Tasks and exercises ->
1 - In the text on Ruth Vollmer, translate the sentence "Ruth and Hermann moved from Germany to New York in 1935." into French.
2 - Transcribe the passage of the text on Ruth Vollmer from "Ruth Landshoff Vollmer" to "York in 1935.".

Document excerpt ->
Ruth Landshoff Vollmer (1903 – 1982 New York City), was a German conceptual artist who lived and worked in the United States.

Early life 
Born in Munich in 1903 as Ruth Landshoff. Her father, Ludwig Landshoff, was a musicologist and conductor and her mother, Philippine Wiesengrund Landshoff, was an opera singer. Their family was Jewish. At age 19 she began to work as an artist and took the advice of her father to draw every day. She also had many connections to the teachers and students at the Bauhaus. In 1930 she married a pediatrician named Hermann Vollmer, whom she met in Berlin. Ruth and Hermann moved from Germany to New York in 1935.

Career 
Ruth began work designing window displays for Bonwit Teller, Tiffany's, Lord & Taylor, and other department stores. Her displays experimented with wire, steel, and copper mesh to create figural forms. In 1943, Vollmer became a U.S. citizen. In 1944 she received a commission from the Museum of Modern Art for its fifteenth anniversary exhibition, "Art in Progress." Vollmer continued to work with wire mesh and exhibited her work Composition in Space at the Museum of Modern Art in their 1948 exhibition "Elements of Stage Design." In 1950, she was commissioned to create a mural for the lobby of 575 Madison, where she created a large wall relief that used wire rods and wire mesh to play with light, texture, and transparency. Vollmer visited Giacometti for a second time during the summer of 1951. During the 1950s she begins to works with clay as well. Additionally, in 1954 she began to teach at the Children's Art Center at the Fieldston School in Riverdale and continued to teach until the mid-sixties. In 1960, she participated in the NYU discussion series "Artists on Art" with her friend Robert Motherwell. The year 1960 proved to be a significant one for Ruth Vollmer: she had her first solo exhibition at Betty Parson's Section Eleven gallery space. Throughout the 1960s Vollmer continued to work with bronze and to show her work at the Betty Parsons Gallery. In 1963, she joined the American Abstract Artists (AAA) and showed her in their exhibitions from 1963 on. By 1970 Vollmer's practice had taken on a new dimension, exploring complex geometrical forms and mathematical concepts, particularly spirals and platonic solids. Sol LeWitt wrote a short essay on Vollmer's work for Studio International titled "Ruth Vollmer: Mathematical Forms." In 1971 Ruth Vollmer participated in the protest of the cancellation of the Hans Haacke at The Solomon R. Guggenheim exhibition by writing a letter to the director, Thomas Messer. In 1976, she had a large one-person exhibition at the Neuberger Museum of Art.

Dataset ->
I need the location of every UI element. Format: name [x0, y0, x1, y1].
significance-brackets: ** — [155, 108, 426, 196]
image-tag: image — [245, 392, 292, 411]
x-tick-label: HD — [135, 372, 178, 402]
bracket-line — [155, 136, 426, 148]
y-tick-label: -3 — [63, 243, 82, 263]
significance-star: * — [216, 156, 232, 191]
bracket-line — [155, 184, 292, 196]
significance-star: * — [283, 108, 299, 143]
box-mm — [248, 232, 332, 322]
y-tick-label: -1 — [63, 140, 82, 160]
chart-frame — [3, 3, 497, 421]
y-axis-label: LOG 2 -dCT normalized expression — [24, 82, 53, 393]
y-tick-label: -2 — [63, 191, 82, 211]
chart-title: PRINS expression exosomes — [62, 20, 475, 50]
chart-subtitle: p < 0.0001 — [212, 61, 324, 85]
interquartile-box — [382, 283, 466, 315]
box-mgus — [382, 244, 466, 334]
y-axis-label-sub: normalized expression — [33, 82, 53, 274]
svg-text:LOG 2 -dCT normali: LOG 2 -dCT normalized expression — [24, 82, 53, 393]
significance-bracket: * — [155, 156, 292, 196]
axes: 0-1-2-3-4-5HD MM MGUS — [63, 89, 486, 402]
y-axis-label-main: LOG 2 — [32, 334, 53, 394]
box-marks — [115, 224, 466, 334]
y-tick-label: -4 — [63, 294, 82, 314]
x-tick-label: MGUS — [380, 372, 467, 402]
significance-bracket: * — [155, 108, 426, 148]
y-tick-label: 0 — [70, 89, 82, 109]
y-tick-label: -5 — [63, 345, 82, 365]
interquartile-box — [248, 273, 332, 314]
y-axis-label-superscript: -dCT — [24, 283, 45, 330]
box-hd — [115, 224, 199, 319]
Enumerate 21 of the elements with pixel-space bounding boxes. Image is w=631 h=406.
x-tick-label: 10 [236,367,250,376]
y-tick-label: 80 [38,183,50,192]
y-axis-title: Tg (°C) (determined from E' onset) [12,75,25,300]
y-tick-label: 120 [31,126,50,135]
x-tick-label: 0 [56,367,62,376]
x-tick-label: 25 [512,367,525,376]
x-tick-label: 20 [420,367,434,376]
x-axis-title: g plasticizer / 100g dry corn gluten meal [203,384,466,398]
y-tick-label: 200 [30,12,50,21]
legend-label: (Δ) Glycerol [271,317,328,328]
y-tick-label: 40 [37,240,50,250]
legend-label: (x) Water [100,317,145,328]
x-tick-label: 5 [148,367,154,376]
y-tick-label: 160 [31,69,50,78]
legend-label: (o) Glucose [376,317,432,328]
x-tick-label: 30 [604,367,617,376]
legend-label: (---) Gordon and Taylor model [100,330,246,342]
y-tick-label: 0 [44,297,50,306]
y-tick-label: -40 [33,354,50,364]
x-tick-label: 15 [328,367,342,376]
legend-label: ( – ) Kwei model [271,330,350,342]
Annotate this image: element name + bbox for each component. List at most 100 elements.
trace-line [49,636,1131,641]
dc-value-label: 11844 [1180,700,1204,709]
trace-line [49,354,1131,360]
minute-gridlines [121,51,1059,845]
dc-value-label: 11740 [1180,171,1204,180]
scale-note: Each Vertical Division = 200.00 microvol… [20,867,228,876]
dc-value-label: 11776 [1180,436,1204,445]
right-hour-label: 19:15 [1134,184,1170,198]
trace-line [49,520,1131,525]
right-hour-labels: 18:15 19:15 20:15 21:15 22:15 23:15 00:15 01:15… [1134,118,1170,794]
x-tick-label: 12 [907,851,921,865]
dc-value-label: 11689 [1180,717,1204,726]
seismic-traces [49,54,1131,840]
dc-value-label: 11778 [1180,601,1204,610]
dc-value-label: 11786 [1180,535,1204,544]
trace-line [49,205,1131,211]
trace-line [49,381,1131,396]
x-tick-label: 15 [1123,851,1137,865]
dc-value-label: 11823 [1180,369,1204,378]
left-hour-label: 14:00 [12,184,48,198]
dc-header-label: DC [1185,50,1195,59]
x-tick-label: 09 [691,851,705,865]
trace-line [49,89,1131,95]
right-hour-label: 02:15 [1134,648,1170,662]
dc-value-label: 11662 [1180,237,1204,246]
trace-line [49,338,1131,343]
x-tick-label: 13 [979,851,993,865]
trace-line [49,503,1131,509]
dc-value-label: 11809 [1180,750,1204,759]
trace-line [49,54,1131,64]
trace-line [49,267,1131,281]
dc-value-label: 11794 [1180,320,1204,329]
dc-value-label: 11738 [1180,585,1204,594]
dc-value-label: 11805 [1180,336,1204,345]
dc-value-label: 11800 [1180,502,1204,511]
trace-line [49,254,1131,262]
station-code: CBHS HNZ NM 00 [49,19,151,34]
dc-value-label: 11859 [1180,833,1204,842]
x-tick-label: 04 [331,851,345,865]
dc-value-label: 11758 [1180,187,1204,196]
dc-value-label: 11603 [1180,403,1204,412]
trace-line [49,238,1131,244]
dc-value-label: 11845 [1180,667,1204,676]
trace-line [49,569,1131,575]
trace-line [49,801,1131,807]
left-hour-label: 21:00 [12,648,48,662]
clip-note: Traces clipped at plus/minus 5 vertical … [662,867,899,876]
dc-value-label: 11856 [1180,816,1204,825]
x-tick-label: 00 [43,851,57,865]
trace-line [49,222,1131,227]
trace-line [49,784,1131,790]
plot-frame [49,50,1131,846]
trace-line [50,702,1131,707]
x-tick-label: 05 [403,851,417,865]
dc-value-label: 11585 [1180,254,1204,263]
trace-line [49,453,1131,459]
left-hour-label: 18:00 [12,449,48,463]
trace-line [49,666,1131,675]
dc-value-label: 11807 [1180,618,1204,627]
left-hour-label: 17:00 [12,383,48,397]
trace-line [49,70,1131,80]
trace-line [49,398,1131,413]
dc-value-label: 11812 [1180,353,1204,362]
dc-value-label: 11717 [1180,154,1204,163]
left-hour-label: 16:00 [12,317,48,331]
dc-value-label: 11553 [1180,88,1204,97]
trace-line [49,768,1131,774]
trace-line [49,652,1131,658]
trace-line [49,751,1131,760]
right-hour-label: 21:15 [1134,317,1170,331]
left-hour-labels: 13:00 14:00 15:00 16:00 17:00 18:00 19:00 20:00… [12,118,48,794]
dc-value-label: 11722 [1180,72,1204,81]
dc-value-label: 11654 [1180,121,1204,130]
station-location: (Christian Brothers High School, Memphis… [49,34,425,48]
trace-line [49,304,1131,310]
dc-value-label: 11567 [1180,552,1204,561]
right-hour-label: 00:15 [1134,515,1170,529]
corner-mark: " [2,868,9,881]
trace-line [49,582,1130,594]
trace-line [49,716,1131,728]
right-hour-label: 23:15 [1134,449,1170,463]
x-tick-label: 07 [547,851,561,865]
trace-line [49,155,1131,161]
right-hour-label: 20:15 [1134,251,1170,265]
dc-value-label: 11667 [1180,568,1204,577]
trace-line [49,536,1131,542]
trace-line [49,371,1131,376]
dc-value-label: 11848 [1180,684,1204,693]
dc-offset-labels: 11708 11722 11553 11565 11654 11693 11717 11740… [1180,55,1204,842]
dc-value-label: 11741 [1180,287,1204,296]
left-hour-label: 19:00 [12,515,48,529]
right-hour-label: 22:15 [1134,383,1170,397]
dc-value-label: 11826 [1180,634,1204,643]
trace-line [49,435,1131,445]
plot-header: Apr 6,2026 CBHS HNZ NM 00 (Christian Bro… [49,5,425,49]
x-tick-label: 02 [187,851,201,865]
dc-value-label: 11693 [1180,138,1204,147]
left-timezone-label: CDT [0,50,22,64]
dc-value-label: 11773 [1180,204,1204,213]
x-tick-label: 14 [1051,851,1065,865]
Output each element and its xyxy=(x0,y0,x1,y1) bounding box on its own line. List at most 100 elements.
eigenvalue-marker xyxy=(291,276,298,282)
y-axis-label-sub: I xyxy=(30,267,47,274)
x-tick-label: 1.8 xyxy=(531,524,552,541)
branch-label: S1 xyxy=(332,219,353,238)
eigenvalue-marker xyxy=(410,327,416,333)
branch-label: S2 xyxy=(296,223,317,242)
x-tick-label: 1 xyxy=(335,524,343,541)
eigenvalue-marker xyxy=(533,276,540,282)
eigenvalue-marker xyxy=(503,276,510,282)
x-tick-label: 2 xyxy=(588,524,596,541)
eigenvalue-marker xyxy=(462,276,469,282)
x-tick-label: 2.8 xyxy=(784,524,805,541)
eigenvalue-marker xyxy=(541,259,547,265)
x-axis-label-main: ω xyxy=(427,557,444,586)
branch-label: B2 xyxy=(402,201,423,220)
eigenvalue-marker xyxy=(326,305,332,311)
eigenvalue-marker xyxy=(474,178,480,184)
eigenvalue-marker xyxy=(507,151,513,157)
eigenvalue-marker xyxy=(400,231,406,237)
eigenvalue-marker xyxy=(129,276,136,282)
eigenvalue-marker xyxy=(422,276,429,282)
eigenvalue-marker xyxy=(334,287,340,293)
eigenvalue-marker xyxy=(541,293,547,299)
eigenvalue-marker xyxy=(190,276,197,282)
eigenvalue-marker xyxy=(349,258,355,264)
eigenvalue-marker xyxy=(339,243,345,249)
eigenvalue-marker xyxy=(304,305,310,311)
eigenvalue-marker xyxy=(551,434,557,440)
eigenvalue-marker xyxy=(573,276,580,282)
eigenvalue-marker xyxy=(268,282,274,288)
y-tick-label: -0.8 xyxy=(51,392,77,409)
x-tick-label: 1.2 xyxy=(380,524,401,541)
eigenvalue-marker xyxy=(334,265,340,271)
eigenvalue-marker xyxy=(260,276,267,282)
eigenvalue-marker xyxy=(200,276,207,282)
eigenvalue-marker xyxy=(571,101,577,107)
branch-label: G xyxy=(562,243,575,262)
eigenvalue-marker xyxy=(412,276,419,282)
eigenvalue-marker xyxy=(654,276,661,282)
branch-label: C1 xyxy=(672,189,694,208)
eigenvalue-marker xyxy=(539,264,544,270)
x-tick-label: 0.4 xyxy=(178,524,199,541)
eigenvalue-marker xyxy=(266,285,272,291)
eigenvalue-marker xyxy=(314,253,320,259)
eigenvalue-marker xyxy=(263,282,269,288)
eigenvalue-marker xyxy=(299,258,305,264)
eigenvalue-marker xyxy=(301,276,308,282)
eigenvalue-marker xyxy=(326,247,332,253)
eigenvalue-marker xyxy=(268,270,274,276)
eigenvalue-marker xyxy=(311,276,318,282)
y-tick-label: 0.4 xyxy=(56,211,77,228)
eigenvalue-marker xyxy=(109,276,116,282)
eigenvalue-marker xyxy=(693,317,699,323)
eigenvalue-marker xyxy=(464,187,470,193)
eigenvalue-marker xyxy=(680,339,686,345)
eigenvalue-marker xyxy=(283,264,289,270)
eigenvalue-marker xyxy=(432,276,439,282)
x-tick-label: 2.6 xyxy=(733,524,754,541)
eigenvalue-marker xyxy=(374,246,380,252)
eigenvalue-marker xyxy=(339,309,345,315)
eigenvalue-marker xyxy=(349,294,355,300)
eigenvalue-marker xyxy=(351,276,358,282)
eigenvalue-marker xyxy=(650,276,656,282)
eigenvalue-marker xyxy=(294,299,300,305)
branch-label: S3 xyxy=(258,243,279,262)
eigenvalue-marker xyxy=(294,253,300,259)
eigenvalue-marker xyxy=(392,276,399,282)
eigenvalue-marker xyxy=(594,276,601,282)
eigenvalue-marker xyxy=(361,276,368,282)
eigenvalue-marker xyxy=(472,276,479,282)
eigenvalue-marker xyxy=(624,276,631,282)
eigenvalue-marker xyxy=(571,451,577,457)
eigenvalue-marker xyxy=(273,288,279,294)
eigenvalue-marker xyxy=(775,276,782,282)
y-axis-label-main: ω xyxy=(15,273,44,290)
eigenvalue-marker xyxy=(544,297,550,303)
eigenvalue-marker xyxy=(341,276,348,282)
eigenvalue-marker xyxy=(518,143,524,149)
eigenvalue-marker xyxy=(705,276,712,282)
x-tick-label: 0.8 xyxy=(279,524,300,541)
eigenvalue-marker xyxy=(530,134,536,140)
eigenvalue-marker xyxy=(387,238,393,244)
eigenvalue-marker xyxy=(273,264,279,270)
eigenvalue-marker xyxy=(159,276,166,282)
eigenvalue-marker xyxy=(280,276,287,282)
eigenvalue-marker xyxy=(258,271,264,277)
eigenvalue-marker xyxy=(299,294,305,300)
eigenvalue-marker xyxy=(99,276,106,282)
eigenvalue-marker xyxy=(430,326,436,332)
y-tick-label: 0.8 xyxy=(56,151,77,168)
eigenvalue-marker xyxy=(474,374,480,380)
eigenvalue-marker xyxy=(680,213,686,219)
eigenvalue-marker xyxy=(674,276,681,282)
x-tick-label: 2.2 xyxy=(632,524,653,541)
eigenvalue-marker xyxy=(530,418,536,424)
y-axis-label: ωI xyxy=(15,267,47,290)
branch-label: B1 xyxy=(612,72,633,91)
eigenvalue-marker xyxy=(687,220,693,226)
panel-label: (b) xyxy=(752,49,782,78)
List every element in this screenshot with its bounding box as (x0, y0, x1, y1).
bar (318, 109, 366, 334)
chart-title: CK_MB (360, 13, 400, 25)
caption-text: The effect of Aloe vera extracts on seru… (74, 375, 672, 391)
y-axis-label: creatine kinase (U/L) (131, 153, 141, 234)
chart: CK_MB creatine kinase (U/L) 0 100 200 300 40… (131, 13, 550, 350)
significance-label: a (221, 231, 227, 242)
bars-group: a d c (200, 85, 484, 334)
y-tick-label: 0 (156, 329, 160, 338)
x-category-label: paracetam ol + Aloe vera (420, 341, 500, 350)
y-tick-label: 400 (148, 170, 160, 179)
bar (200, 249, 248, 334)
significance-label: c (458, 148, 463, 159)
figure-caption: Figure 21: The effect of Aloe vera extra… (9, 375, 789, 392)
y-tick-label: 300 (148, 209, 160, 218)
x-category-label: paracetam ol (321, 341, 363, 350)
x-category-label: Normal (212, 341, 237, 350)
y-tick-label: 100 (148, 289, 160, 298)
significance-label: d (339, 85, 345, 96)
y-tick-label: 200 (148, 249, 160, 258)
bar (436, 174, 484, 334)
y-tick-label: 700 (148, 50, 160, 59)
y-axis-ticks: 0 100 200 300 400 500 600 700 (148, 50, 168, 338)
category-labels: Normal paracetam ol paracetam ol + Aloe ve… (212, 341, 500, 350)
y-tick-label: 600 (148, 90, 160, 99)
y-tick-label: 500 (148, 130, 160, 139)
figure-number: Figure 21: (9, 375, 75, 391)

Answers for this exercise ->
1 - Ruth et Hermann ont quitté l'Allemagne pour s'installer à New York en 1935.

2 -
Ruth Landshoff Vollmer (1903 – 1982 New York City), was a German conceptual artist who lived and worked in the United States.

Early life 
Born in Munich in 1903 as Ruth Landshoff. Her father, Ludwig Landshoff, was a musicologist and conductor and her mother, Philippine Wiesengrund Landshoff, was an opera singer. Their family was Jewish. At age 19 she began to work as an artist and took the advice of her father to draw every day. She also had many connections to the teachers and students at the Bauhaus. In 1930 she married a pediatrician named Hermann Vollmer, whom she met in Berlin. Ruth and Hermann moved from Germany to New York in 1935.